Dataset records

◇ ◇ ◇ ◇ ◇ ◇ ◇

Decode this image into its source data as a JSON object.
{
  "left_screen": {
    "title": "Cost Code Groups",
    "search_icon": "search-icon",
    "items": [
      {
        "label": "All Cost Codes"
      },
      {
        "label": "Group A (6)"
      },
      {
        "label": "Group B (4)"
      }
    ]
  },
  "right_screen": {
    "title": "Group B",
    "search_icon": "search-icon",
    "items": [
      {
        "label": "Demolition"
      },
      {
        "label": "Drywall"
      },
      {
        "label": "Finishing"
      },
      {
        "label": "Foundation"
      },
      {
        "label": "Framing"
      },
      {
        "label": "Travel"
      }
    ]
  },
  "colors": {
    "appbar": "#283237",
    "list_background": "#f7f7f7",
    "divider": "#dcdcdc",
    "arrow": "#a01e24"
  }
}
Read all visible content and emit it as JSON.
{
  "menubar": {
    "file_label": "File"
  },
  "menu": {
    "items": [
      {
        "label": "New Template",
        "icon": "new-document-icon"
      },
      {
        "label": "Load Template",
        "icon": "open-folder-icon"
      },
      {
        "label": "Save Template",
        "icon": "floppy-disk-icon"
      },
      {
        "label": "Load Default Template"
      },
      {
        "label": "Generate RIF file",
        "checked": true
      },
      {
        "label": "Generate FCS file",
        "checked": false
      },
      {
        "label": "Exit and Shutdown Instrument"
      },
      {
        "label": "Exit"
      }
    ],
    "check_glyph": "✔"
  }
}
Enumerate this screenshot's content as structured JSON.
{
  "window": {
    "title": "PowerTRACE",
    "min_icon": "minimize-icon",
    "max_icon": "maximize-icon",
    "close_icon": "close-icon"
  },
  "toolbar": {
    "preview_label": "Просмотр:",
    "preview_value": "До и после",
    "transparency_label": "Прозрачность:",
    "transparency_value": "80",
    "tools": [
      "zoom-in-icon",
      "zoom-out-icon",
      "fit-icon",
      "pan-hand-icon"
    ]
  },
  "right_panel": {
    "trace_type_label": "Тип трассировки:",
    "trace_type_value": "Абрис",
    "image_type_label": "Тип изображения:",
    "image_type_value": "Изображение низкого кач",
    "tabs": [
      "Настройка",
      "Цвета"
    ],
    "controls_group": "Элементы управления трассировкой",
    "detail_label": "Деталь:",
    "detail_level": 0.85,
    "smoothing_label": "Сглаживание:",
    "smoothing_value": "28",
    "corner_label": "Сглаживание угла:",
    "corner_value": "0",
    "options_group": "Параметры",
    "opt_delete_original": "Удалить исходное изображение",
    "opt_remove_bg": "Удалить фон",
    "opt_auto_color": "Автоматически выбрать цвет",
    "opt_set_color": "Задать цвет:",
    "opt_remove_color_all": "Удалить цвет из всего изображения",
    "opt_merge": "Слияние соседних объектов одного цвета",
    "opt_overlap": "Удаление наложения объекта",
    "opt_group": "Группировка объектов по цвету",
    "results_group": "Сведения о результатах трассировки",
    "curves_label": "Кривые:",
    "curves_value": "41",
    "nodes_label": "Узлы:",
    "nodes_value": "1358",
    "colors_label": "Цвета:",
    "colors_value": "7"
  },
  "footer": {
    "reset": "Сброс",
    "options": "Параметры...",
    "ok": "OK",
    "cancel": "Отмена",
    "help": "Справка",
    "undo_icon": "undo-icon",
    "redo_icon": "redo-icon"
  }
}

◇ ◇ ◇ ◇ ◇ ◇ ◇

## TASK DESCRIPTION
Go through the entries and repeat each one exactly.

## WORKED SOLUTION
Decode this image into its source data as a JSON object.
{
  "left_screen": {
    "title": "Cost Code Groups",
    "search_icon": "search-icon",
    "items": [
      {
        "label": "All Cost Codes"
      },
      {
        "label": "Group A (6)"
      },
      {
        "label": "Group B (4)"
      }
    ]
  },
  "right_screen": {
    "title": "Group B",
    "search_icon": "search-icon",
    "items": [
      {
        "label": "Demolition"
      },
      {
        "label": "Drywall"
      },
      {
        "label": "Finishing"
      },
      {
        "label": "Foundation"
      },
      {
        "label": "Framing"
      },
      {
        "label": "Travel"
      }
    ]
  },
  "colors": {
    "appbar": "#283237",
    "list_background": "#f7f7f7",
    "divider": "#dcdcdc",
    "arrow": "#a01e24"
  }
}
Read all visible content and emit it as JSON.
{
  "menubar": {
    "file_label": "File"
  },
  "menu": {
    "items": [
      {
        "label": "New Template",
        "icon": "new-document-icon"
      },
      {
        "label": "Load Template",
        "icon": "open-folder-icon"
      },
      {
        "label": "Save Template",
        "icon": "floppy-disk-icon"
      },
      {
        "label": "Load Default Template"
      },
      {
        "label": "Generate RIF file",
        "checked": true
      },
      {
        "label": "Generate FCS file",
        "checked": false
      },
      {
        "label": "Exit and Shutdown Instrument"
      },
      {
        "label": "Exit"
      }
    ],
    "check_glyph": "✔"
  }
}
Enumerate this screenshot's content as structured JSON.
{
  "window": {
    "title": "PowerTRACE",
    "min_icon": "minimize-icon",
    "max_icon": "maximize-icon",
    "close_icon": "close-icon"
  },
  "toolbar": {
    "preview_label": "Просмотр:",
    "preview_value": "До и после",
    "transparency_label": "Прозрачность:",
    "transparency_value": "80",
    "tools": [
      "zoom-in-icon",
      "zoom-out-icon",
      "fit-icon",
      "pan-hand-icon"
    ]
  },
  "right_panel": {
    "trace_type_label": "Тип трассировки:",
    "trace_type_value": "Абрис",
    "image_type_label": "Тип изображения:",
    "image_type_value": "Изображение низкого кач",
    "tabs": [
      "Настройка",
      "Цвета"
    ],
    "controls_group": "Элементы управления трассировкой",
    "detail_label": "Деталь:",
    "detail_level": 0.85,
    "smoothing_label": "Сглаживание:",
    "smoothing_value": "28",
    "corner_label": "Сглаживание угла:",
    "corner_value": "0",
    "options_group": "Параметры",
    "opt_delete_original": "Удалить исходное изображение",
    "opt_remove_bg": "Удалить фон",
    "opt_auto_color": "Автоматически выбрать цвет",
    "opt_set_color": "Задать цвет:",
    "opt_remove_color_all": "Удалить цвет из всего изображения",
    "opt_merge": "Слияние соседних объектов одного цвета",
    "opt_overlap": "Удаление наложения объекта",
    "opt_group": "Группировка объектов по цвету",
    "results_group": "Сведения о результатах трассировки",
    "curves_label": "Кривые:",
    "curves_value": "41",
    "nodes_label": "Узлы:",
    "nodes_value": "1358",
    "colors_label": "Цвета:",
    "colors_value": "7"
  },
  "footer": {
    "reset": "Сброс",
    "options": "Параметры...",
    "ok": "OK",
    "cancel": "Отмена",
    "help": "Справка",
    "undo_icon": "undo-icon",
    "redo_icon": "redo-icon"
  }
}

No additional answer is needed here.